[Records from a dataset]
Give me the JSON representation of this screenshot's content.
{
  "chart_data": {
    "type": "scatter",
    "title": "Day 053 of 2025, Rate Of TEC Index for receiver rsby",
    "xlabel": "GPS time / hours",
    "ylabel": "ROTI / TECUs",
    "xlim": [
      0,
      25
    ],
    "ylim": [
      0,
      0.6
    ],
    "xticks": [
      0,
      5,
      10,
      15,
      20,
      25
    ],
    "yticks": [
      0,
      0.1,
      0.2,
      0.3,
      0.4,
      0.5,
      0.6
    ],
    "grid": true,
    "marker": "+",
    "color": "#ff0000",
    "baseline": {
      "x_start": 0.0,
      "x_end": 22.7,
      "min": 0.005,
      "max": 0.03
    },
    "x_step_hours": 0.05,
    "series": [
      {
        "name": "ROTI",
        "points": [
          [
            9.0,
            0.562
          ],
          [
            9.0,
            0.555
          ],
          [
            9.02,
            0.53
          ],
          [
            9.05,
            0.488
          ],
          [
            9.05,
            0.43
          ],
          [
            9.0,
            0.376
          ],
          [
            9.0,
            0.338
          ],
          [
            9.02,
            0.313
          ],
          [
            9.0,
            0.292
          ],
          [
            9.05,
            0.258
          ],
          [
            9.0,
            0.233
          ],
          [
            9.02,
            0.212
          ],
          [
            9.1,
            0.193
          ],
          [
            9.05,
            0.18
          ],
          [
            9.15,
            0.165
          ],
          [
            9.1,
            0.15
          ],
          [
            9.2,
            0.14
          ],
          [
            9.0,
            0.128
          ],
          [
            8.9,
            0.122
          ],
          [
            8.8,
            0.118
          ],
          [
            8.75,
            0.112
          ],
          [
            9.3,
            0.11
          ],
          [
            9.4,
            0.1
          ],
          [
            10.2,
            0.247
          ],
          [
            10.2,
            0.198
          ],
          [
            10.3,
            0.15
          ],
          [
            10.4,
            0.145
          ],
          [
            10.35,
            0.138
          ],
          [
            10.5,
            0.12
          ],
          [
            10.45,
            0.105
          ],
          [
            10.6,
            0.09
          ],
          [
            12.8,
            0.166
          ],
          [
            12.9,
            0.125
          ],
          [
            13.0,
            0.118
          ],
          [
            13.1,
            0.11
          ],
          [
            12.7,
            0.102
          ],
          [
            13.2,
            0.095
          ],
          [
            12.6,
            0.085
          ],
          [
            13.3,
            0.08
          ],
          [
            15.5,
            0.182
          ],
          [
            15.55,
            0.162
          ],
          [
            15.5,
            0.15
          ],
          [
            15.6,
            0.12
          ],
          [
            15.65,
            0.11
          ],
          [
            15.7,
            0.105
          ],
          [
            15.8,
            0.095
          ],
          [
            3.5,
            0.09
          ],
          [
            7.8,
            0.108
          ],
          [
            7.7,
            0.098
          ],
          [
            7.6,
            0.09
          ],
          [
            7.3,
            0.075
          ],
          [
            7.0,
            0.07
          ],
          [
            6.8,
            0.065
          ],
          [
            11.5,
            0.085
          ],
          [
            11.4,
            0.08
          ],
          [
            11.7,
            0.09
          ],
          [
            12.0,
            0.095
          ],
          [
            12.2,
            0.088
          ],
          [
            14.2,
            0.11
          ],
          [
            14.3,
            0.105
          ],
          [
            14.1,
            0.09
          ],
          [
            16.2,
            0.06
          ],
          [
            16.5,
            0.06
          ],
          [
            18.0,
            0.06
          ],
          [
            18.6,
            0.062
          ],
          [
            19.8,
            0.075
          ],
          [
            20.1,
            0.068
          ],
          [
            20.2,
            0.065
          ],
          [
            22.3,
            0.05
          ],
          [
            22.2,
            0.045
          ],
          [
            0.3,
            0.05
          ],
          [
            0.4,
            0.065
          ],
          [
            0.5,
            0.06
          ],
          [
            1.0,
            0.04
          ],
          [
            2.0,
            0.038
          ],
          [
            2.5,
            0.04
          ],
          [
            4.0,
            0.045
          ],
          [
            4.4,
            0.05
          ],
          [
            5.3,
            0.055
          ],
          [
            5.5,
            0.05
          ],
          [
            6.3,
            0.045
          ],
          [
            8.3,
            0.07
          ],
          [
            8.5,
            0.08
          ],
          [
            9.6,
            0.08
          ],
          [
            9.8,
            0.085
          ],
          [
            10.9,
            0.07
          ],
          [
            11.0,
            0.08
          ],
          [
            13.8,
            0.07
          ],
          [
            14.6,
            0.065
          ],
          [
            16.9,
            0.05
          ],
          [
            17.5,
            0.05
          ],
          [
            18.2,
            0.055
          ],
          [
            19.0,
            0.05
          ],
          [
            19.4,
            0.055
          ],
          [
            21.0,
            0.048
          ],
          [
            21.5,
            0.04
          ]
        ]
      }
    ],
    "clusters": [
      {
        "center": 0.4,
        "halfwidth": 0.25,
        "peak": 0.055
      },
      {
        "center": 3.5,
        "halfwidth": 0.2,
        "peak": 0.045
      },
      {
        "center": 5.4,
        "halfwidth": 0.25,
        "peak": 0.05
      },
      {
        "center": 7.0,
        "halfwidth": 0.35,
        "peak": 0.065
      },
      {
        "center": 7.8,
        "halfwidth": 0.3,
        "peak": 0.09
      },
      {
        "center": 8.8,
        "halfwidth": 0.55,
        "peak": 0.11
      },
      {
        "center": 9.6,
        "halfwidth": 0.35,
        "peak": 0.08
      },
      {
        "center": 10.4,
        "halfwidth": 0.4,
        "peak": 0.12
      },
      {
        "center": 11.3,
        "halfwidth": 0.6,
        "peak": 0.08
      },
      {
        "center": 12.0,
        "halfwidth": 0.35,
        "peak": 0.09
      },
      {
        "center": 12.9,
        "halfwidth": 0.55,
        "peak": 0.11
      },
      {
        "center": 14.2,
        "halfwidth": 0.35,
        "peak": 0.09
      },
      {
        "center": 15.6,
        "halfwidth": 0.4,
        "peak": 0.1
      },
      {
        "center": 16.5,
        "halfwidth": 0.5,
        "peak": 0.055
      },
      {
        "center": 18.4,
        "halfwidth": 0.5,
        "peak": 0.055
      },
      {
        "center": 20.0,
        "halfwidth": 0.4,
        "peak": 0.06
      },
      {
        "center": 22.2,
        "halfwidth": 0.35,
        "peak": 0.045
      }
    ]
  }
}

## Problem description
Copy all data exactly, start to finish.

## Response
Give me the JSON representation of this screenshot's content.
{
  "chart_data": {
    "type": "scatter",
    "title": "Day 053 of 2025, Rate Of TEC Index for receiver rsby",
    "xlabel": "GPS time / hours",
    "ylabel": "ROTI / TECUs",
    "xlim": [
      0,
      25
    ],
    "ylim": [
      0,
      0.6
    ],
    "xticks": [
      0,
      5,
      10,
      15,
      20,
      25
    ],
    "yticks": [
      0,
      0.1,
      0.2,
      0.3,
      0.4,
      0.5,
      0.6
    ],
    "grid": true,
    "marker": "+",
    "color": "#ff0000",
    "baseline": {
      "x_start": 0.0,
      "x_end": 22.7,
      "min": 0.005,
      "max": 0.03
    },
    "x_step_hours": 0.05,
    "series": [
      {
        "name": "ROTI",
        "points": [
          [
            9.0,
            0.562
          ],
          [
            9.0,
            0.555
          ],
          [
            9.02,
            0.53
          ],
          [
            9.05,
            0.488
          ],
          [
            9.05,
            0.43
          ],
          [
            9.0,
            0.376
          ],
          [
            9.0,
            0.338
          ],
          [
            9.02,
            0.313
          ],
          [
            9.0,
            0.292
          ],
          [
            9.05,
            0.258
          ],
          [
            9.0,
            0.233
          ],
          [
            9.02,
            0.212
          ],
          [
            9.1,
            0.193
          ],
          [
            9.05,
            0.18
          ],
          [
            9.15,
            0.165
          ],
          [
            9.1,
            0.15
          ],
          [
            9.2,
            0.14
          ],
          [
            9.0,
            0.128
          ],
          [
            8.9,
            0.122
          ],
          [
            8.8,
            0.118
          ],
          [
            8.75,
            0.112
          ],
          [
            9.3,
            0.11
          ],
          [
            9.4,
            0.1
          ],
          [
            10.2,
            0.247
          ],
          [
            10.2,
            0.198
          ],
          [
            10.3,
            0.15
          ],
          [
            10.4,
            0.145
          ],
          [
            10.35,
            0.138
          ],
          [
            10.5,
            0.12
          ],
          [
            10.45,
            0.105
          ],
          [
            10.6,
            0.09
          ],
          [
            12.8,
            0.166
          ],
          [
            12.9,
            0.125
          ],
          [
            13.0,
            0.118
          ],
          [
            13.1,
            0.11
          ],
          [
            12.7,
            0.102
          ],
          [
            13.2,
            0.095
          ],
          [
            12.6,
            0.085
          ],
          [
            13.3,
            0.08
          ],
          [
            15.5,
            0.182
          ],
          [
            15.55,
            0.162
          ],
          [
            15.5,
            0.15
          ],
          [
            15.6,
            0.12
          ],
          [
            15.65,
            0.11
          ],
          [
            15.7,
            0.105
          ],
          [
            15.8,
            0.095
          ],
          [
            3.5,
            0.09
          ],
          [
            7.8,
            0.108
          ],
          [
            7.7,
            0.098
          ],
          [
            7.6,
            0.09
          ],
          [
            7.3,
            0.075
          ],
          [
            7.0,
            0.07
          ],
          [
            6.8,
            0.065
          ],
          [
            11.5,
            0.085
          ],
          [
            11.4,
            0.08
          ],
          [
            11.7,
            0.09
          ],
          [
            12.0,
            0.095
          ],
          [
            12.2,
            0.088
          ],
          [
            14.2,
            0.11
          ],
          [
            14.3,
            0.105
          ],
          [
            14.1,
            0.09
          ],
          [
            16.2,
            0.06
          ],
          [
            16.5,
            0.06
          ],
          [
            18.0,
            0.06
          ],
          [
            18.6,
            0.062
          ],
          [
            19.8,
            0.075
          ],
          [
            20.1,
            0.068
          ],
          [
            20.2,
            0.065
          ],
          [
            22.3,
            0.05
          ],
          [
            22.2,
            0.045
          ],
          [
            0.3,
            0.05
          ],
          [
            0.4,
            0.065
          ],
          [
            0.5,
            0.06
          ],
          [
            1.0,
            0.04
          ],
          [
            2.0,
            0.038
          ],
          [
            2.5,
            0.04
          ],
          [
            4.0,
            0.045
          ],
          [
            4.4,
            0.05
          ],
          [
            5.3,
            0.055
          ],
          [
            5.5,
            0.05
          ],
          [
            6.3,
            0.045
          ],
          [
            8.3,
            0.07
          ],
          [
            8.5,
            0.08
          ],
          [
            9.6,
            0.08
          ],
          [
            9.8,
            0.085
          ],
          [
            10.9,
            0.07
          ],
          [
            11.0,
            0.08
          ],
          [
            13.8,
            0.07
          ],
          [
            14.6,
            0.065
          ],
          [
            16.9,
            0.05
          ],
          [
            17.5,
            0.05
          ],
          [
            18.2,
            0.055
          ],
          [
            19.0,
            0.05
          ],
          [
            19.4,
            0.055
          ],
          [
            21.0,
            0.048
          ],
          [
            21.5,
            0.04
          ]
        ]
      }
    ],
    "clusters": [
      {
        "center": 0.4,
        "halfwidth": 0.25,
        "peak": 0.055
      },
      {
        "center": 3.5,
        "halfwidth": 0.2,
        "peak": 0.045
      },
      {
        "center": 5.4,
        "halfwidth": 0.25,
        "peak": 0.05
      },
      {
        "center": 7.0,
        "halfwidth": 0.35,
        "peak": 0.065
      },
      {
        "center": 7.8,
        "halfwidth": 0.3,
        "peak": 0.09
      },
      {
        "center": 8.8,
        "halfwidth": 0.55,
        "peak": 0.11
      },
      {
        "center": 9.6,
        "halfwidth": 0.35,
        "peak": 0.08
      },
      {
        "center": 10.4,
        "halfwidth": 0.4,
        "peak": 0.12
      },
      {
        "center": 11.3,
        "halfwidth": 0.6,
        "peak": 0.08
      },
      {
        "center": 12.0,
        "halfwidth": 0.35,
        "peak": 0.09
      },
      {
        "center": 12.9,
        "halfwidth": 0.55,
        "peak": 0.11
      },
      {
        "center": 14.2,
        "halfwidth": 0.35,
        "peak": 0.09
      },
      {
        "center": 15.6,
        "halfwidth": 0.4,
        "peak": 0.1
      },
      {
        "center": 16.5,
        "halfwidth": 0.5,
        "peak": 0.055
      },
      {
        "center": 18.4,
        "halfwidth": 0.5,
        "peak": 0.055
      },
      {
        "center": 20.0,
        "halfwidth": 0.4,
        "peak": 0.06
      },
      {
        "center": 22.2,
        "halfwidth": 0.35,
        "peak": 0.045
      }
    ]
  }
}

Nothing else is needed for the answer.